:: PROBLEM TO SOLVE ::
From the listing below, extract each line containing the string "Intranet".

:: PROVIDED DATA ::
···

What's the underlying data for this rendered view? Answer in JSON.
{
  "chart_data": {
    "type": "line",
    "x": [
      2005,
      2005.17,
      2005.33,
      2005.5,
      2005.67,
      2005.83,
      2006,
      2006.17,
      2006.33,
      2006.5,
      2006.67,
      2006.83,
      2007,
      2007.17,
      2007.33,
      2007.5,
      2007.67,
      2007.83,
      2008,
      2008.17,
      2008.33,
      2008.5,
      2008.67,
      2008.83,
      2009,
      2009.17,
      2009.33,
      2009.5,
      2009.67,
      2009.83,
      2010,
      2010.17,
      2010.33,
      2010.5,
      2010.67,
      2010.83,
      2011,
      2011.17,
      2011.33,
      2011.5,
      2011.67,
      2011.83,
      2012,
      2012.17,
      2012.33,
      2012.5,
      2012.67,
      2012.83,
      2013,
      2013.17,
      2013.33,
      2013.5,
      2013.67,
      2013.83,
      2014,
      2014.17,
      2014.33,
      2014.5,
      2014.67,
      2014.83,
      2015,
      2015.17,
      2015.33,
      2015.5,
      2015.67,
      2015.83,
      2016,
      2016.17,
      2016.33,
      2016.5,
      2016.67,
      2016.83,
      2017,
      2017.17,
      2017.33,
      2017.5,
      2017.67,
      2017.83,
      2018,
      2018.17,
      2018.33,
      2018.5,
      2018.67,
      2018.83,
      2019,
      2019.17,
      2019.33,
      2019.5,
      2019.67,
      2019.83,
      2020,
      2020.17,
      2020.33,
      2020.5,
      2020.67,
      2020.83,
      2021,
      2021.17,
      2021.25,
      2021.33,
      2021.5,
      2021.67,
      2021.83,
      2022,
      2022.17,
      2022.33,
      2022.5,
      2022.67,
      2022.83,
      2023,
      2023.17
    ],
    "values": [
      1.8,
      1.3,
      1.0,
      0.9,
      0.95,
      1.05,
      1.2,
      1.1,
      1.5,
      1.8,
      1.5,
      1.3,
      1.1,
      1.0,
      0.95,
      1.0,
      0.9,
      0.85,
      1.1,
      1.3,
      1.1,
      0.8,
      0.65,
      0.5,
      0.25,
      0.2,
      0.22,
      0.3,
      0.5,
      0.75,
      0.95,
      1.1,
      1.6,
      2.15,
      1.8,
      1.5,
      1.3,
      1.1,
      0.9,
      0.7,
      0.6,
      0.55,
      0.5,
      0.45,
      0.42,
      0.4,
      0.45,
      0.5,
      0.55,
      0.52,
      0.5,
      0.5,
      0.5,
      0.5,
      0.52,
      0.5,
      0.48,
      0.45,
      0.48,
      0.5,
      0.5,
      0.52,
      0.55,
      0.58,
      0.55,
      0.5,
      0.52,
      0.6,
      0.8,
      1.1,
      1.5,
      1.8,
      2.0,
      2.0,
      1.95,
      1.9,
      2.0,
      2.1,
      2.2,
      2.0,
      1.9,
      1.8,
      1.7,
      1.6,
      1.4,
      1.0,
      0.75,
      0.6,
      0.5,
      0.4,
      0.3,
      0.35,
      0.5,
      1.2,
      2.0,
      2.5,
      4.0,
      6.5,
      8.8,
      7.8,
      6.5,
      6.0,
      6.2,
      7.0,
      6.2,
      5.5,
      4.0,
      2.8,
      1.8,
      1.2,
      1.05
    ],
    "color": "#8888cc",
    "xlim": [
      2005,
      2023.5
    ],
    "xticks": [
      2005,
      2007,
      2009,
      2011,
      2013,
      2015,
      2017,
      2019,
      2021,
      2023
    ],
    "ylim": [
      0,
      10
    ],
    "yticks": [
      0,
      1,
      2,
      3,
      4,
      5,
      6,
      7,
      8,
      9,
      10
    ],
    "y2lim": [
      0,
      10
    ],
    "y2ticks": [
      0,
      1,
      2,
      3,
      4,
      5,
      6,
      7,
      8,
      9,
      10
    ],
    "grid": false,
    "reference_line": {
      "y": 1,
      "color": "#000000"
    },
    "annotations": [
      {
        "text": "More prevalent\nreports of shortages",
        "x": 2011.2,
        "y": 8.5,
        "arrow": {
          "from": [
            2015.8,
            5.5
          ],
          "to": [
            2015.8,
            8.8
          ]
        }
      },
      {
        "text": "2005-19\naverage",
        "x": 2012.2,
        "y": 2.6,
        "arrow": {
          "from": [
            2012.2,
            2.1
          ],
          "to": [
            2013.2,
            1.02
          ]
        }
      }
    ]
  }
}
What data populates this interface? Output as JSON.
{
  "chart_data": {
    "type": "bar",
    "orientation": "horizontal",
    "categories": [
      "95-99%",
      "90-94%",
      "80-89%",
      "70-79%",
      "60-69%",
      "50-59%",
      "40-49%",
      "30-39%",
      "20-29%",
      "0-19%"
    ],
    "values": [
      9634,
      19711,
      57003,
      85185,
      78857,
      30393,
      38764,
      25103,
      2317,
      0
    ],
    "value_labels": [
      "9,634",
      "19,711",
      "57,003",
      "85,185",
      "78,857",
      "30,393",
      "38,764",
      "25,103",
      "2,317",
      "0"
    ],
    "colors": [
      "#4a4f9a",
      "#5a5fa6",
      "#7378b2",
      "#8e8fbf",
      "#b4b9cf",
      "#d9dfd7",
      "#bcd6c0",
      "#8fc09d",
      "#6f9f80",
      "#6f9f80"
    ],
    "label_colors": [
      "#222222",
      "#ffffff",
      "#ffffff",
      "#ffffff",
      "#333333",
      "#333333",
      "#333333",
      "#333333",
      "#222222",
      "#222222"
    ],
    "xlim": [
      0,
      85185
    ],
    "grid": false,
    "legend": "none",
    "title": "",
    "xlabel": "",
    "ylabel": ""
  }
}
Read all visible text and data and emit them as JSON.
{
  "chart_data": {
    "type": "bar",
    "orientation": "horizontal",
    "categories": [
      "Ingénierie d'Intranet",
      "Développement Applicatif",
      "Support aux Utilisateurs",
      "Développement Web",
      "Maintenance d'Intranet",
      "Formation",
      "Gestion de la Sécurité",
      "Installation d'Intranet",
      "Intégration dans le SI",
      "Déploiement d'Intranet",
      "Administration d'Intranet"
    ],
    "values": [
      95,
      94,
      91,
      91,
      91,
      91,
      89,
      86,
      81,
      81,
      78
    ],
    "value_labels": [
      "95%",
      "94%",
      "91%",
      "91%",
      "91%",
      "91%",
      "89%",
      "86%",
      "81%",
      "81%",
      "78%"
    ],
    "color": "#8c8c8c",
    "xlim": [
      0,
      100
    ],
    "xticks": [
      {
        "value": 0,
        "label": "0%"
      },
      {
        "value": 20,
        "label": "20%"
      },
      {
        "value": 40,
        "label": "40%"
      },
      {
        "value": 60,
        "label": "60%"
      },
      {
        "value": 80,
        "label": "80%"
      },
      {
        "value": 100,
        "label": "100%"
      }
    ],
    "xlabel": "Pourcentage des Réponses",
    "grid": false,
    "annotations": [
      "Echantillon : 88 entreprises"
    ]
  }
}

···

:: RESULT FOR THIS EXERCISE ::
      "Ingénierie d'Intranet",
      "Maintenance d'Intranet",
      "Installation d'Intranet",
      "Déploiement d'Intranet",
      "Administration d'Intranet"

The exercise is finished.